▶ **Exercise objective**
Begin at the line that contains "What text is on this page?" and quote each line exactly through the last one. Leave pictures out.

## Begin Task data

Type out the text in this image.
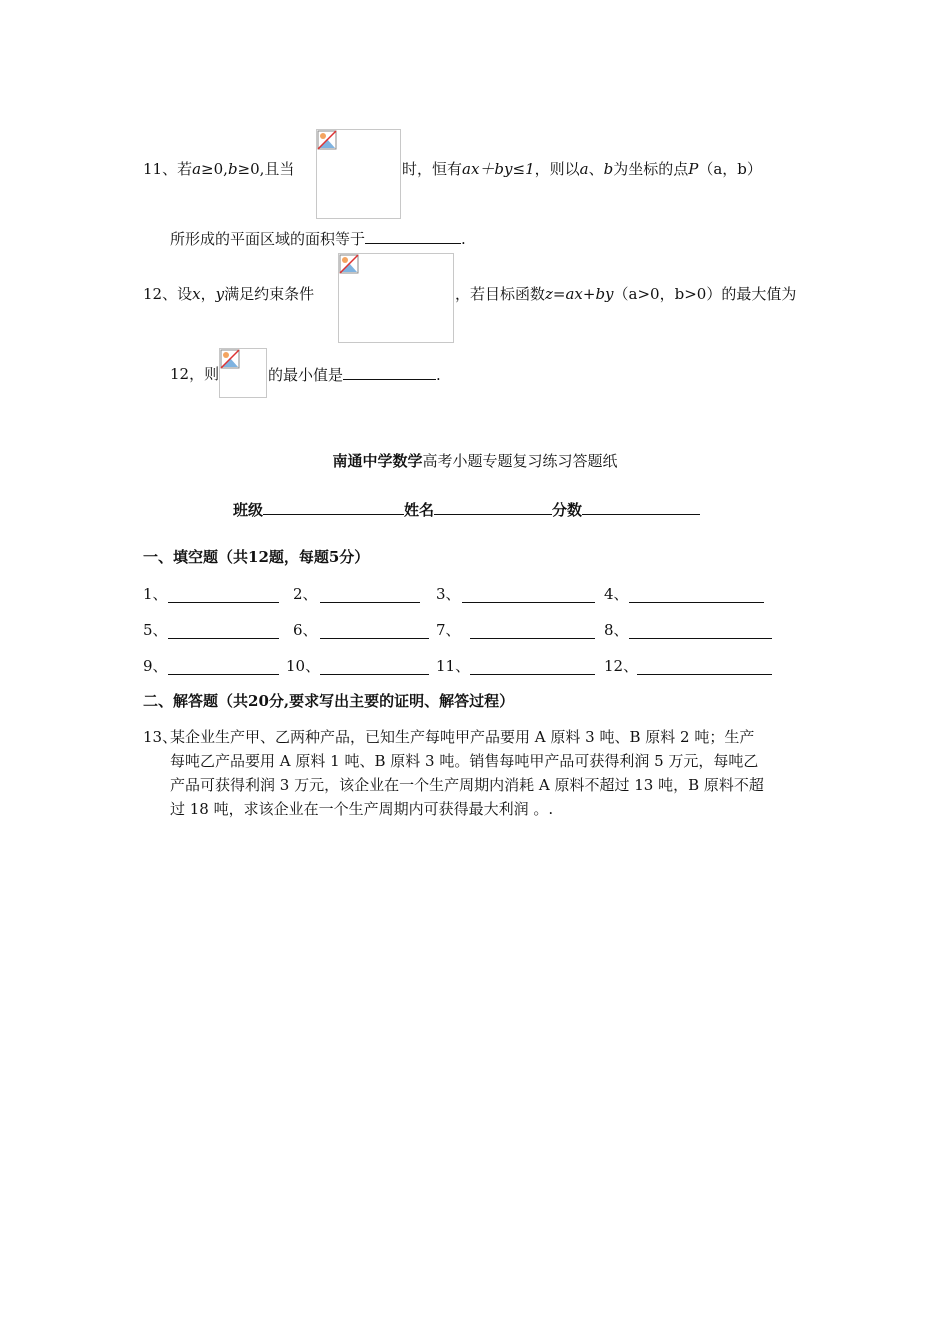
11、若a≥0,b≥0,且当	时，恒有ax＋by≤1，则以a、b为坐标的点P（a，b）
所形成的平面区域的面积等于	.
12、设x，y满足约束条件	，若目标函数z=ax+by（a>0，b>0）的最大值为
12，则	的最小值是	.
南通中学数学高考小题专题复习练习答题纸
班级	姓名	分数
一、填空题（共12题，每题5分）
1、	2、	3、	4、
5、	6、	7、	8、
9、	10、	11、	12、
二、解答题（共20分,要求写出主要的证明、解答过程）
13、
某企业生产甲、乙两种产品，已知生产每吨甲产品要用 A 原料 3 吨、B 原料 2 吨；生产
每吨乙产品要用 A 原料 1 吨、B 原料 3 吨。销售每吨甲产品可获得利润 5 万元，每吨乙
产品可获得利润 3 万元，该企业在一个生产周期内消耗 A 原料不超过 13 吨，B 原料不超
过 18 吨，求该企业在一个生产周期内可获得最大利润 。.
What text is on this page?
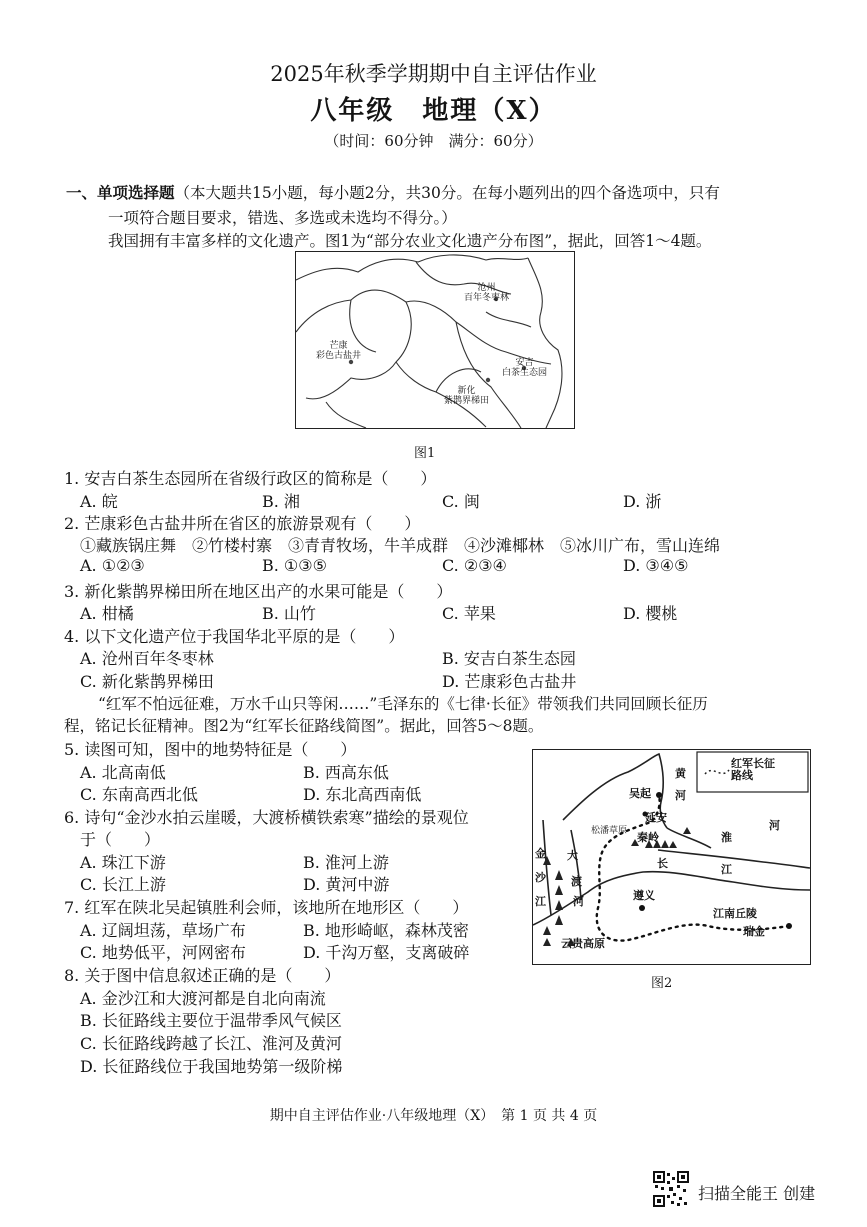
2025年秋季学期期中自主评估作业
八年级　地理（X）
（时间：60分钟　满分：60分）
一、单项选择题（本大题共15小题，每小题2分，共30分。在每小题列出的四个备选项中，只有
一项符合题目要求，错选、多选或未选均不得分。）
我国拥有丰富多样的文化遗产。图1为“部分农业文化遗产分布图”，据此，回答1～4题。
沧州
百年冬枣林
芒康
彩色古盐井
安吉
白茶生态园
新化
紫鹊界梯田
图1
1. 安吉白茶生态园所在省级行政区的简称是（　　）
A. 皖	B. 湘	C. 闽	D. 浙
2. 芒康彩色古盐井所在省区的旅游景观有（　　）
①藏族锅庄舞　②竹楼村寨　③青青牧场，牛羊成群　④沙滩椰林　⑤冰川广布，雪山连绵
A. ①②③	B. ①③⑤	C. ②③④	D. ③④⑤
3. 新化紫鹊界梯田所在地区出产的水果可能是（　　）
A. 柑橘	B. 山竹	C. 苹果	D. 樱桃
4. 以下文化遗产位于我国华北平原的是（　　）
A. 沧州百年冬枣林	B. 安吉白茶生态园
C. 新化紫鹊界梯田	D. 芒康彩色古盐井
“红军不怕远征难，万水千山只等闲……”毛泽东的《七律·长征》带领我们共同回顾长征历
程，铭记长征精神。图2为“红军长征路线简图”。据此，回答5～8题。
5. 读图可知，图中的地势特征是（　　）
A. 北高南低	B. 西高东低
C. 东南高西北低	D. 东北高西南低
6. 诗句“金沙水拍云崖暖，大渡桥横铁索寒”描绘的景观位
于（　　）
A. 珠江下游	B. 淮河上游
C. 长江上游	D. 黄河中游
7. 红军在陕北吴起镇胜利会师，该地所在地形区（　　）
A. 辽阔坦荡，草场广布	B. 地形崎岖，森林茂密
C. 地势低平，河网密布	D. 千沟万壑，支离破碎
8. 关于图中信息叙述正确的是（　　）
A. 金沙江和大渡河都是自北向南流
B. 长征路线主要位于温带季风气候区
C. 长征路线跨越了长江、淮河及黄河
D. 长征路线位于我国地势第一级阶梯
红军长征
路线
吴起
延安
黄
河
河
淮
秦岭
松潘草原
金
沙
江
大
渡
河
长	江
遵义
江南丘陵
瑞金
云贵高原
图2
期中自主评估作业·八年级地理（X）　第 1 页 共 4 页
扫描全能王 创建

## End Task data

▶ **Expected answer**
What text is on this page?
2025年秋季学期期中自主评估作业
八年级　地理（X）
（时间：60分钟　满分：60分）
一、单项选择题（本大题共15小题，每小题2分，共30分。在每小题列出的四个备选项中，只有
一项符合题目要求，错选、多选或未选均不得分。）
我国拥有丰富多样的文化遗产。图1为“部分农业文化遗产分布图”，据此，回答1～4题。
沧州
百年冬枣林
芒康
彩色古盐井
安吉
白茶生态园
新化
紫鹊界梯田
图1
1. 安吉白茶生态园所在省级行政区的简称是（　　）
A. 皖	B. 湘	C. 闽	D. 浙
2. 芒康彩色古盐井所在省区的旅游景观有（　　）
①藏族锅庄舞　②竹楼村寨　③青青牧场，牛羊成群　④沙滩椰林　⑤冰川广布，雪山连绵
A. ①②③	B. ①③⑤	C. ②③④	D. ③④⑤
3. 新化紫鹊界梯田所在地区出产的水果可能是（　　）
A. 柑橘	B. 山竹	C. 苹果	D. 樱桃
4. 以下文化遗产位于我国华北平原的是（　　）
A. 沧州百年冬枣林	B. 安吉白茶生态园
C. 新化紫鹊界梯田	D. 芒康彩色古盐井
“红军不怕远征难，万水千山只等闲……”毛泽东的《七律·长征》带领我们共同回顾长征历
程，铭记长征精神。图2为“红军长征路线简图”。据此，回答5～8题。
5. 读图可知，图中的地势特征是（　　）
A. 北高南低	B. 西高东低
C. 东南高西北低	D. 东北高西南低
6. 诗句“金沙水拍云崖暖，大渡桥横铁索寒”描绘的景观位
于（　　）
A. 珠江下游	B. 淮河上游
C. 长江上游	D. 黄河中游
7. 红军在陕北吴起镇胜利会师，该地所在地形区（　　）
A. 辽阔坦荡，草场广布	B. 地形崎岖，森林茂密
C. 地势低平，河网密布	D. 千沟万壑，支离破碎
8. 关于图中信息叙述正确的是（　　）
A. 金沙江和大渡河都是自北向南流
B. 长征路线主要位于温带季风气候区
C. 长征路线跨越了长江、淮河及黄河
D. 长征路线位于我国地势第一级阶梯
红军长征
路线
吴起
延安
黄
河
河
淮
秦岭
松潘草原
金
沙
江
大
渡
河
长	江
遵义
江南丘陵
瑞金
云贵高原
图2
期中自主评估作业·八年级地理（X）　第 1 页 共 4 页
扫描全能王 创建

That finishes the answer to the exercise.